What needs to be done |
Using the data below, tally the lines that include the string "Courts". Only the number is wanted.

Records |

● ● ● ● ● ● ●

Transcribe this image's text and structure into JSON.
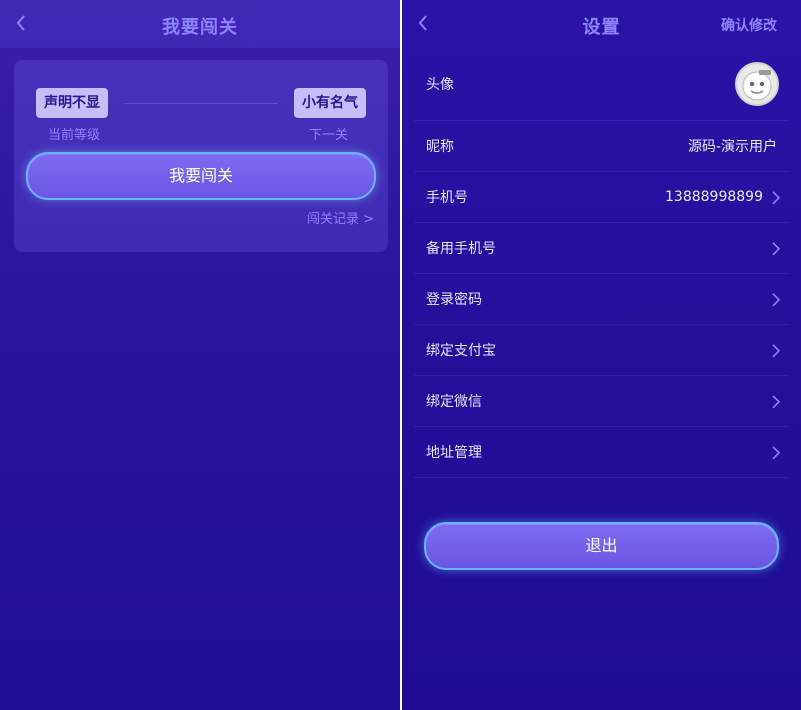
{
  "left": {
    "title": "我要闯关",
    "current_level": "声明不显",
    "next_level": "小有名气",
    "current_caption": "当前等级",
    "next_caption": "下一关",
    "challenge_button": "我要闯关",
    "record_link": "闯关记录 >"
  },
  "right": {
    "title": "设置",
    "confirm": "确认修改",
    "rows": [
      {
        "label": "头像"
      },
      {
        "label": "昵称",
        "value": "源码-演示用户"
      },
      {
        "label": "手机号",
        "value": "13888998899"
      },
      {
        "label": "备用手机号"
      },
      {
        "label": "登录密码"
      },
      {
        "label": "绑定支付宝"
      },
      {
        "label": "绑定微信"
      },
      {
        "label": "地址管理"
      }
    ],
    "logout": "退出"
  },
  "colors": {
    "accent": "#8f84ff",
    "badge": "#c6bdfd",
    "button": "#6a56e6",
    "button_border": "#6bb2ff"
  },
  "icons": [
    "back-icon",
    "chevron-right-icon",
    "avatar"
  ]
}
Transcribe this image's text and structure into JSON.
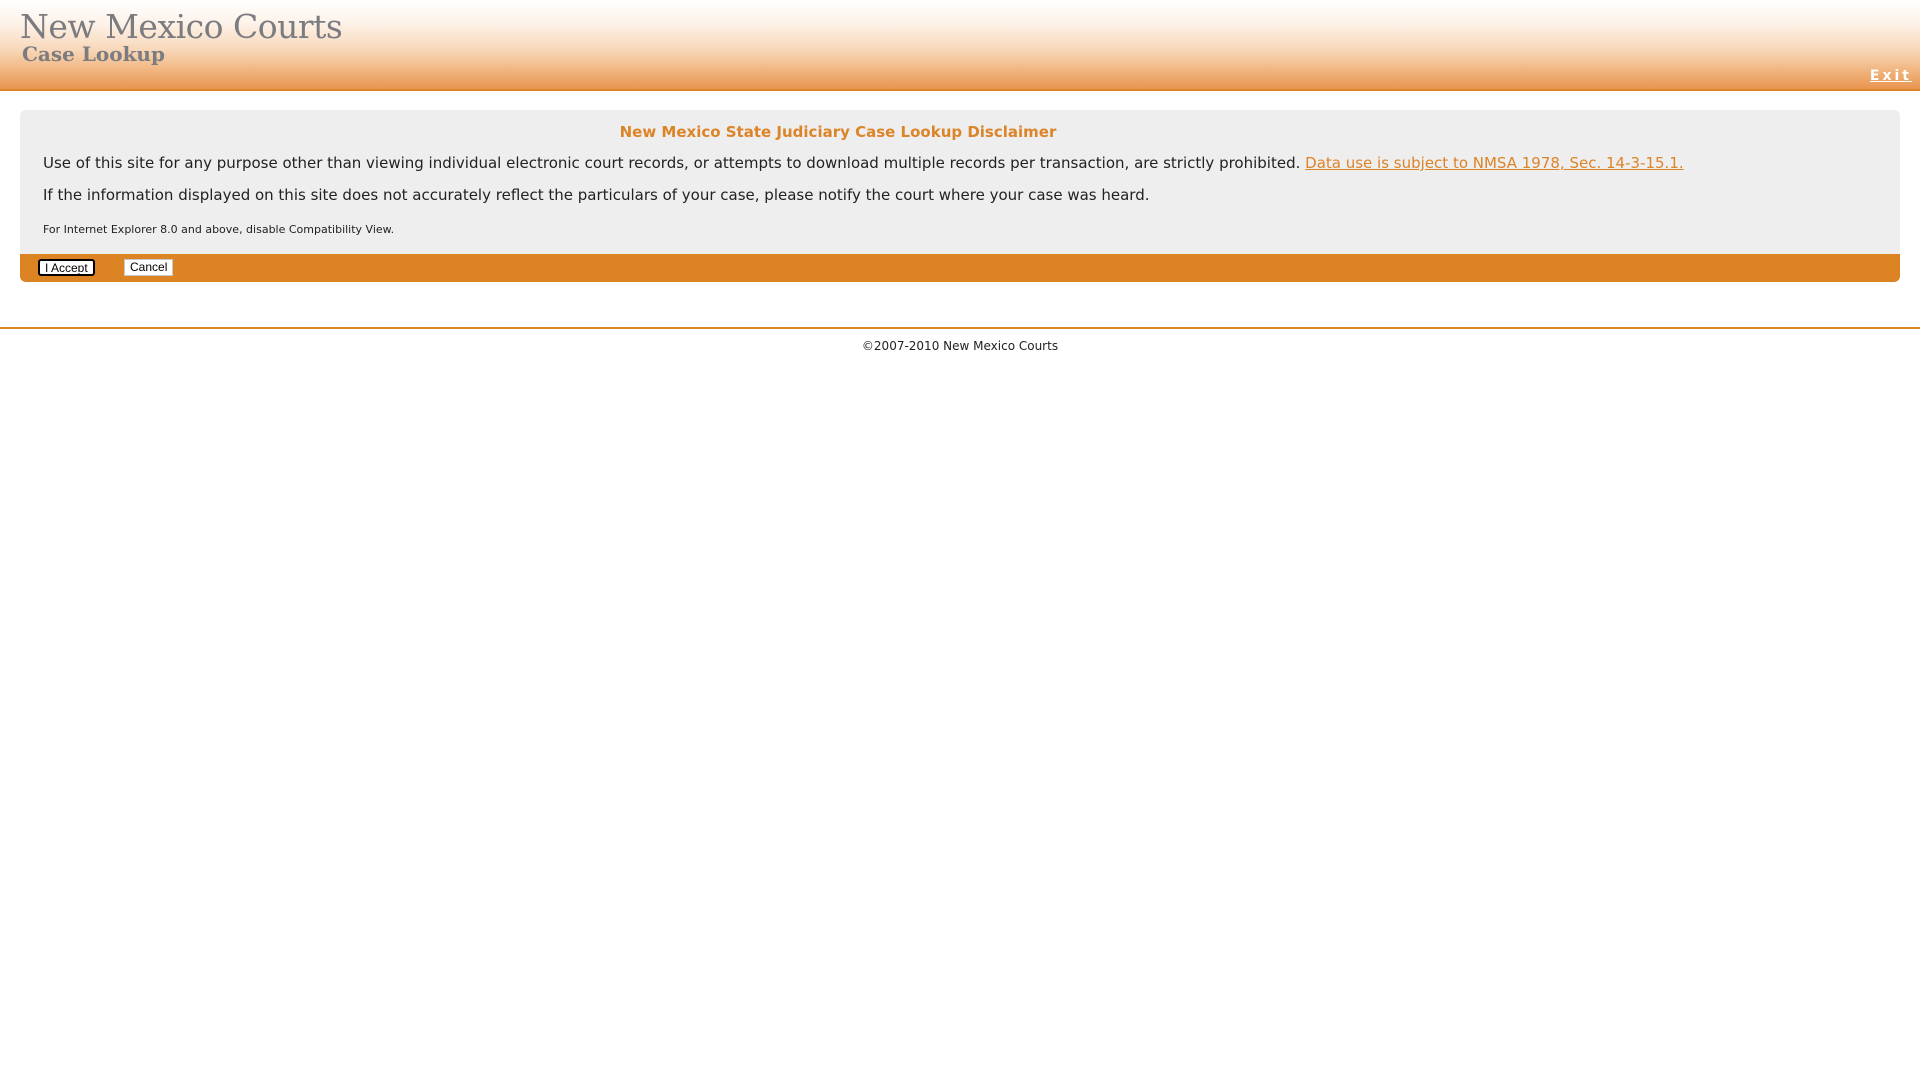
{
  "header": {
    "title": "New Mexico Courts",
    "subtitle": "Case Lookup",
    "exit_label": "Exit"
  },
  "disclaimer": {
    "title": "New Mexico State Judiciary Case Lookup Disclaimer",
    "paragraph1": "Use of this site for any purpose other than viewing individual electronic court records, or attempts to download multiple records per transaction, are strictly prohibited.",
    "paragraph1_link": "Data use is subject to NMSA 1978, Sec. 14-3-15.1.",
    "paragraph2": "If the information displayed on this site does not accurately reflect the particulars of your case, please notify the court where your case was heard.",
    "note": "For Internet Explorer 8.0 and above, disable Compatibility View."
  },
  "actions": {
    "accept_label": "I Accept",
    "cancel_label": "Cancel"
  },
  "footer": {
    "copyright": "©2007-2010 New Mexico Courts"
  },
  "colors": {
    "accent": "#dc8428",
    "panel_bg": "#eeeeee",
    "logo_text": "#7c7c80"
  }
}
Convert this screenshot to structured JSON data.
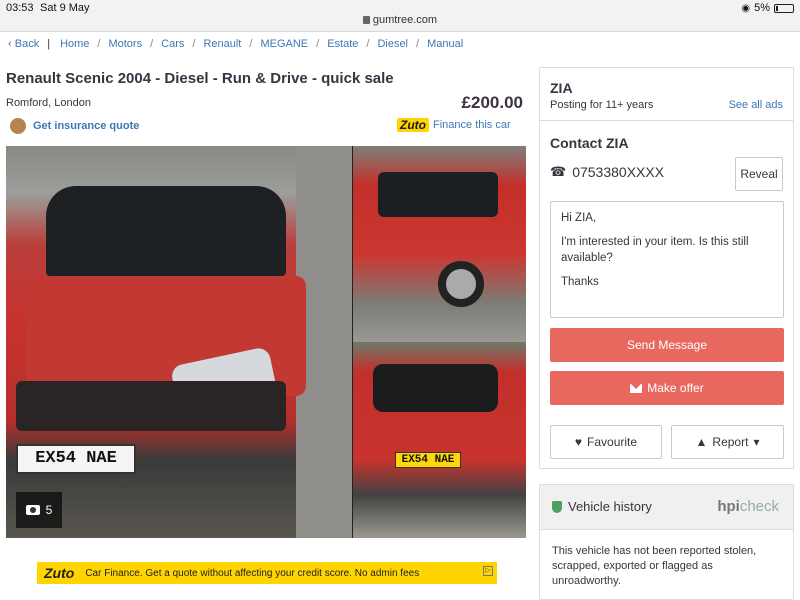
{
  "status_bar": {
    "time": "03:53",
    "date": "Sat 9 May",
    "url": "gumtree.com",
    "battery": "5%"
  },
  "breadcrumb": {
    "back": "Back",
    "items": [
      "Home",
      "Motors",
      "Cars",
      "Renault",
      "MEGANE",
      "Estate",
      "Diesel",
      "Manual"
    ]
  },
  "listing": {
    "title": "Renault Scenic 2004 - Diesel - Run & Drive - quick sale",
    "location": "Romford, London",
    "price": "£200.00",
    "insurance_link": "Get insurance quote",
    "finance_brand": "Zuto",
    "finance_link": "Finance this car"
  },
  "gallery": {
    "photo_count": "5",
    "front_plate": "EX54 NAE",
    "rear_plate": "EX54 NAE"
  },
  "ad_banner": {
    "brand": "Zuto",
    "text": "Car Finance. Get a quote without affecting your credit score. No admin fees"
  },
  "seller": {
    "name": "ZIA",
    "posting_duration": "Posting for 11+ years",
    "see_all": "See all ads",
    "contact_title": "Contact ZIA",
    "phone": "0753380XXXX",
    "reveal": "Reveal",
    "message_lines": [
      "Hi ZIA,",
      "I'm interested in your item. Is this still available?",
      "Thanks"
    ],
    "send_label": "Send Message",
    "offer_label": "Make offer",
    "favourite_label": "Favourite",
    "report_label": "Report"
  },
  "vehicle_history": {
    "title": "Vehicle history",
    "hpi_brand": "hpi",
    "hpi_check": "check",
    "text": "This vehicle has not been reported stolen, scrapped, exported or flagged as unroadworthy."
  },
  "colors": {
    "link": "#3c78b5",
    "accent": "#e8675f",
    "text": "#3c3241",
    "zuto_yellow": "#ffd400"
  }
}
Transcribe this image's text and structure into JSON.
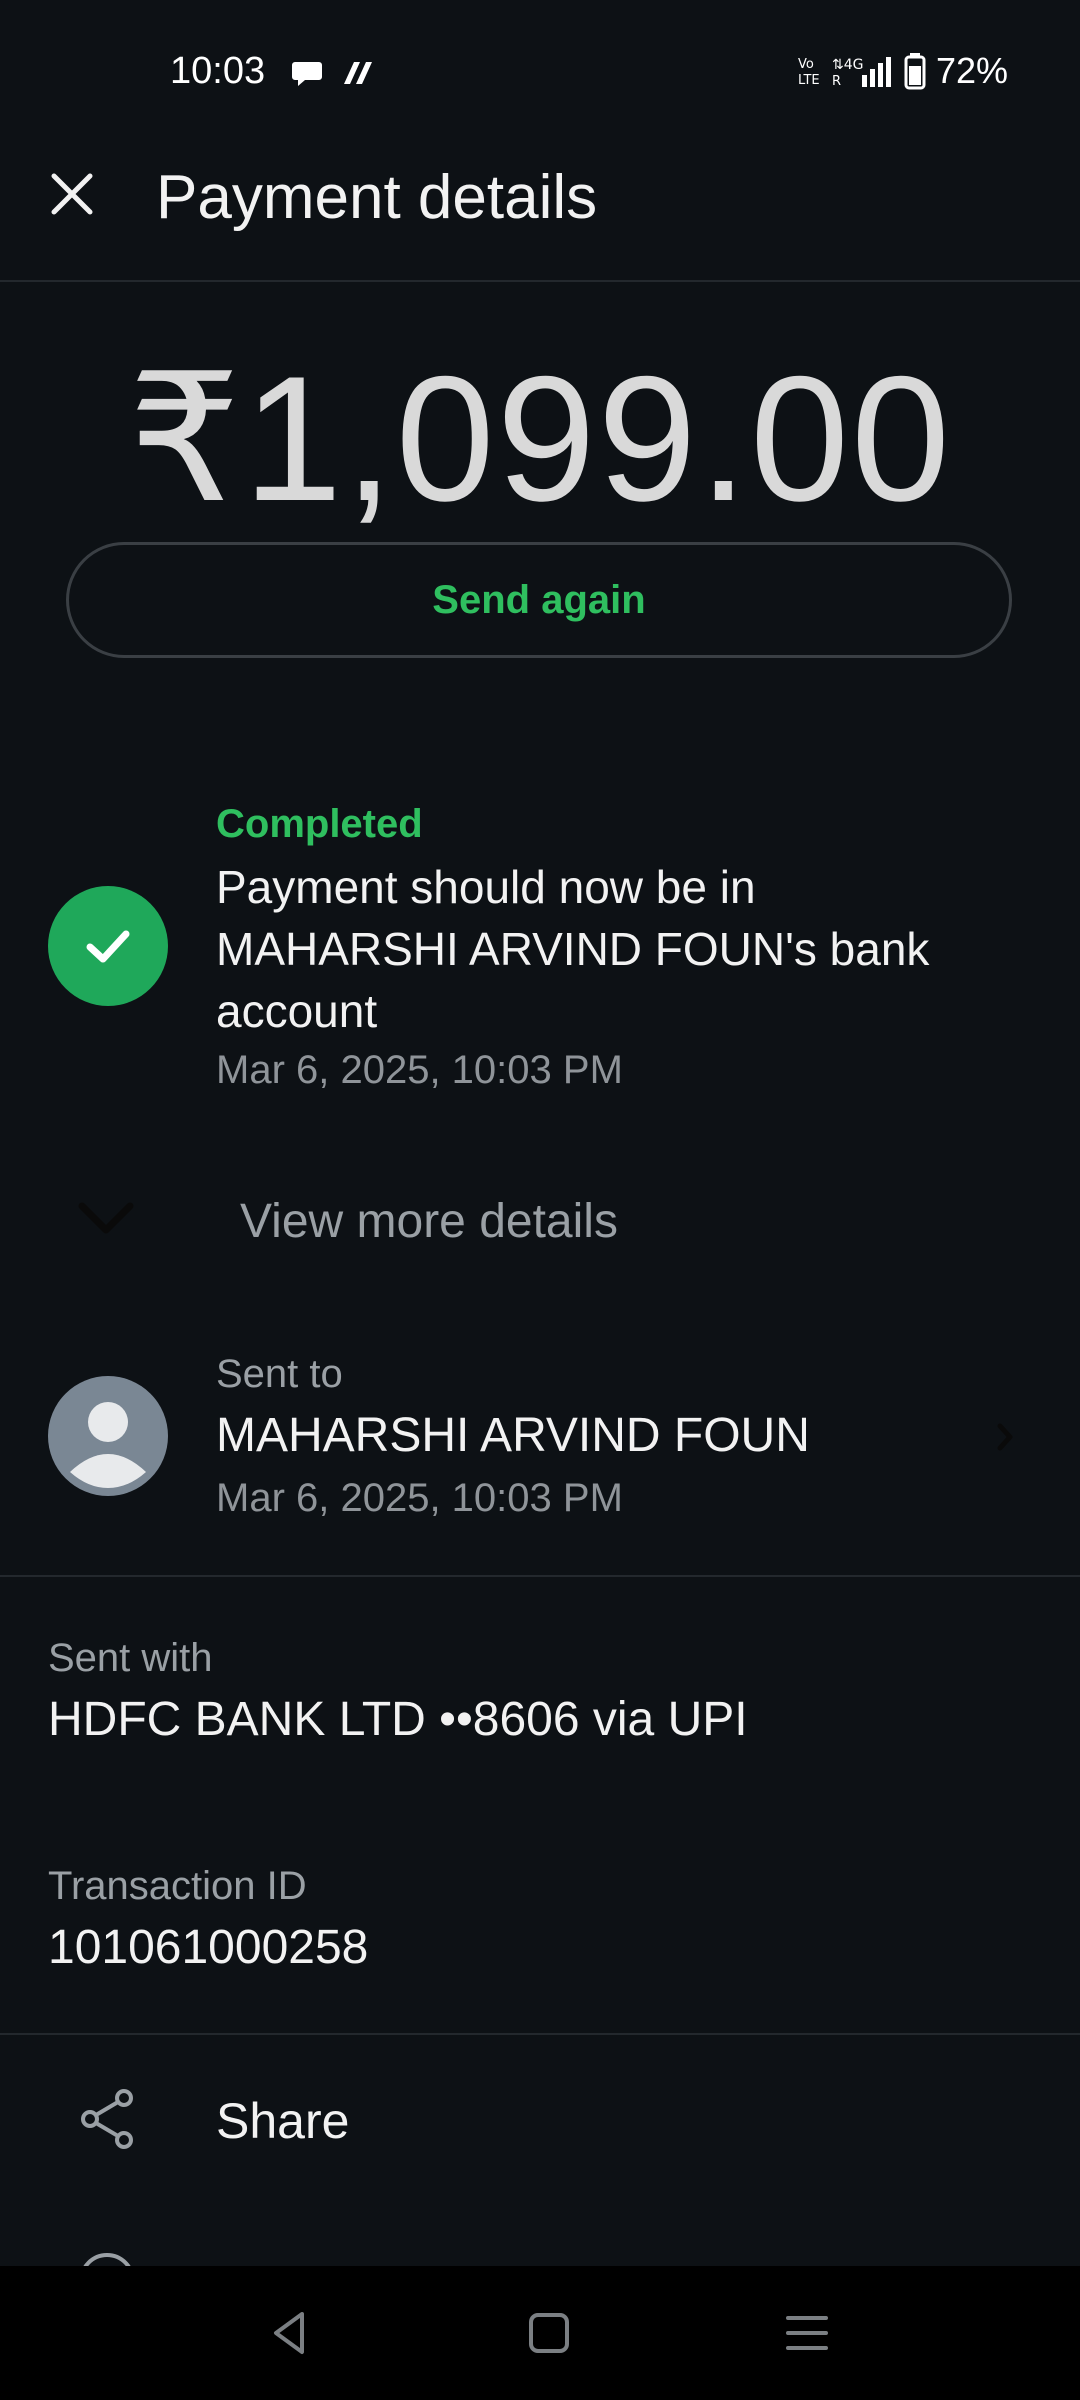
{
  "status_bar": {
    "time": "10:03",
    "battery": "72%",
    "notification_icons": [
      "chat-bubble-icon",
      "app-notification-icon"
    ],
    "system_icons": [
      "volte-icon",
      "4g-signal-icon",
      "battery-icon"
    ]
  },
  "header": {
    "title": "Payment details",
    "close_icon": "close-icon"
  },
  "amount": "₹1,099.00",
  "send_again_label": "Send again",
  "status": {
    "label": "Completed",
    "message": "Payment should now be in MAHARSHI ARVIND FOUN's bank account",
    "timestamp": "Mar 6, 2025, 10:03 PM"
  },
  "view_more_label": "View more details",
  "sent_to": {
    "label": "Sent to",
    "name": "MAHARSHI ARVIND FOUN",
    "timestamp": "Mar 6, 2025, 10:03 PM"
  },
  "sent_with": {
    "label": "Sent with",
    "value": "HDFC BANK LTD ••8606 via UPI"
  },
  "transaction": {
    "label": "Transaction ID",
    "value": "101061000258"
  },
  "actions": {
    "share_label": "Share"
  },
  "colors": {
    "background": "#0d1115",
    "accent_green": "#2fbf5f",
    "check_green": "#1fa85a"
  }
}
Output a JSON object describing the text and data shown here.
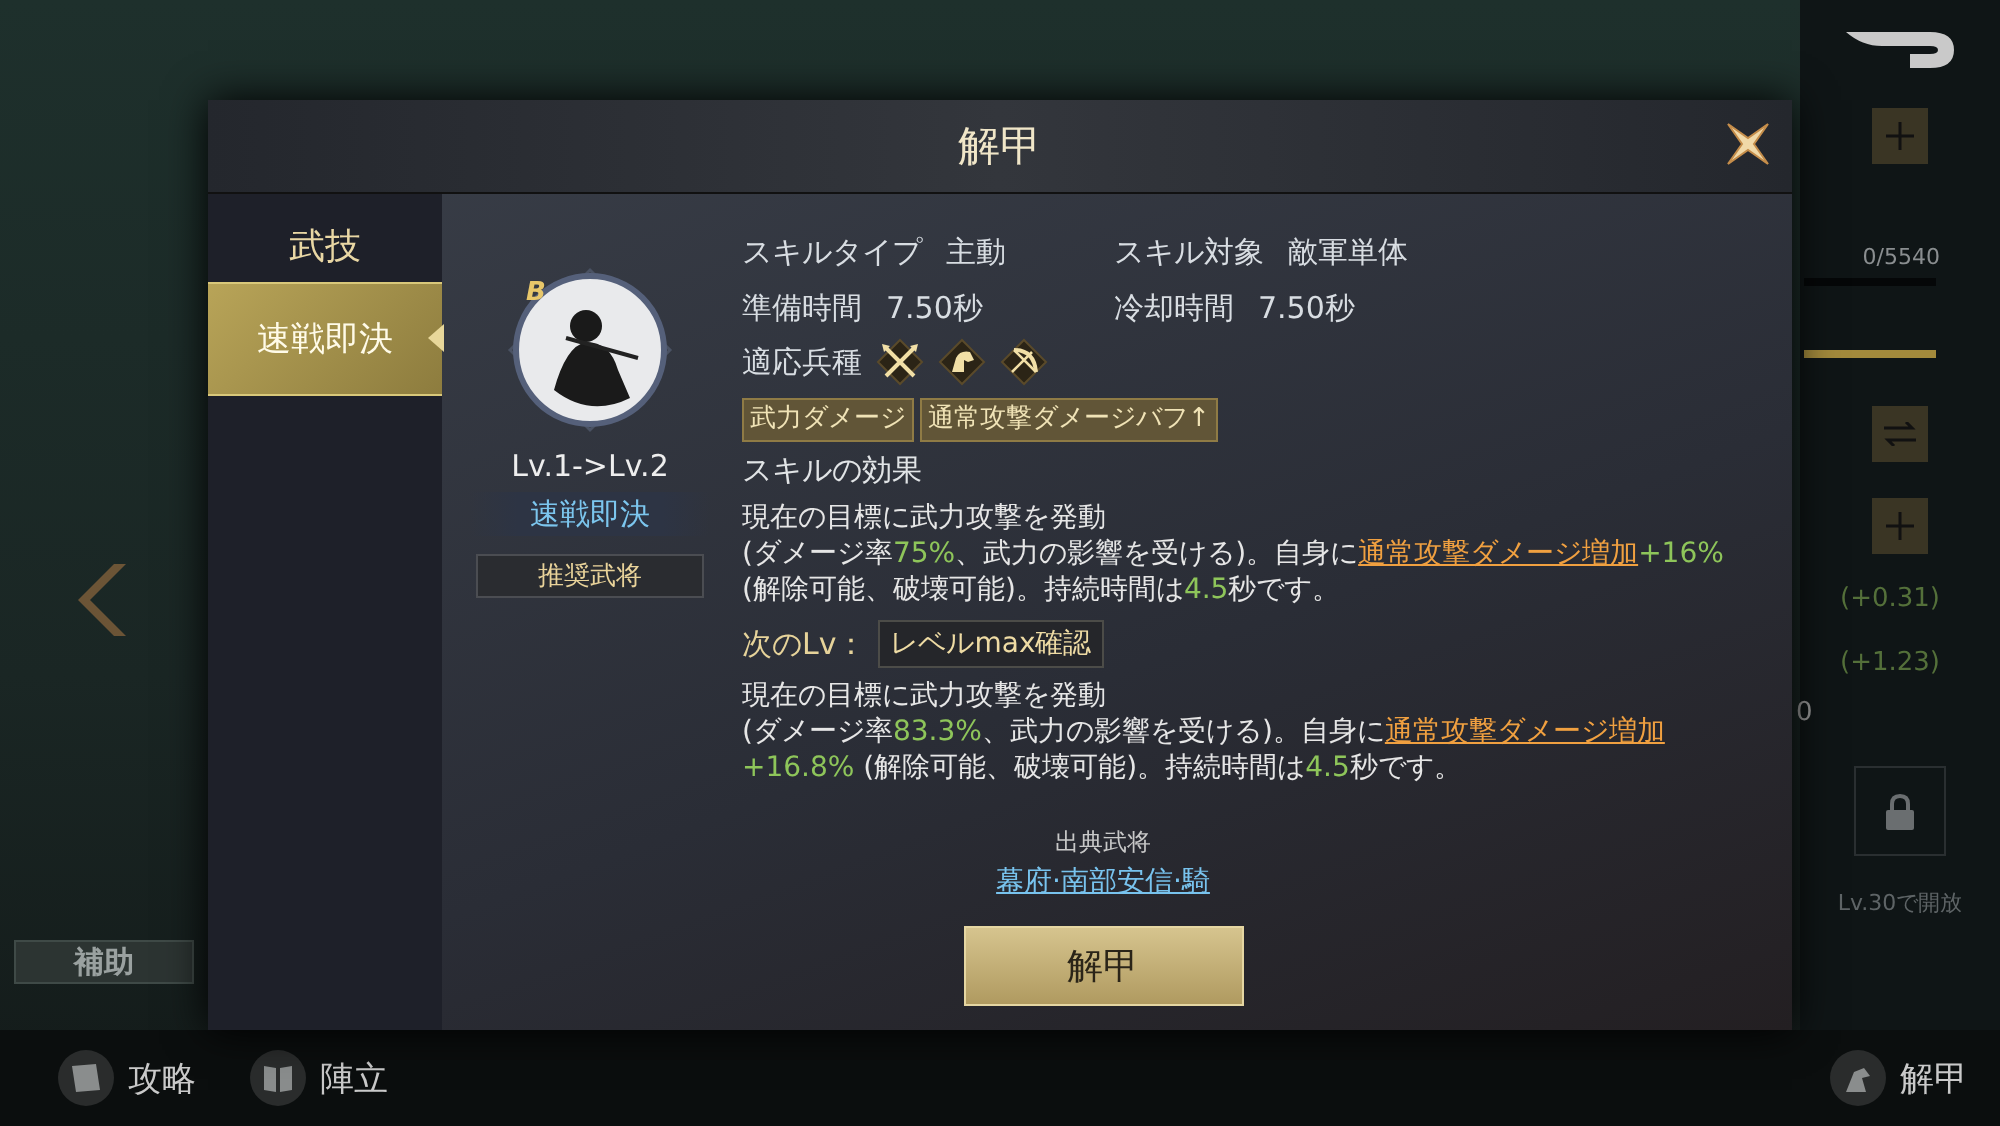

● ● ● ● ● ● ●

Exercise result |
2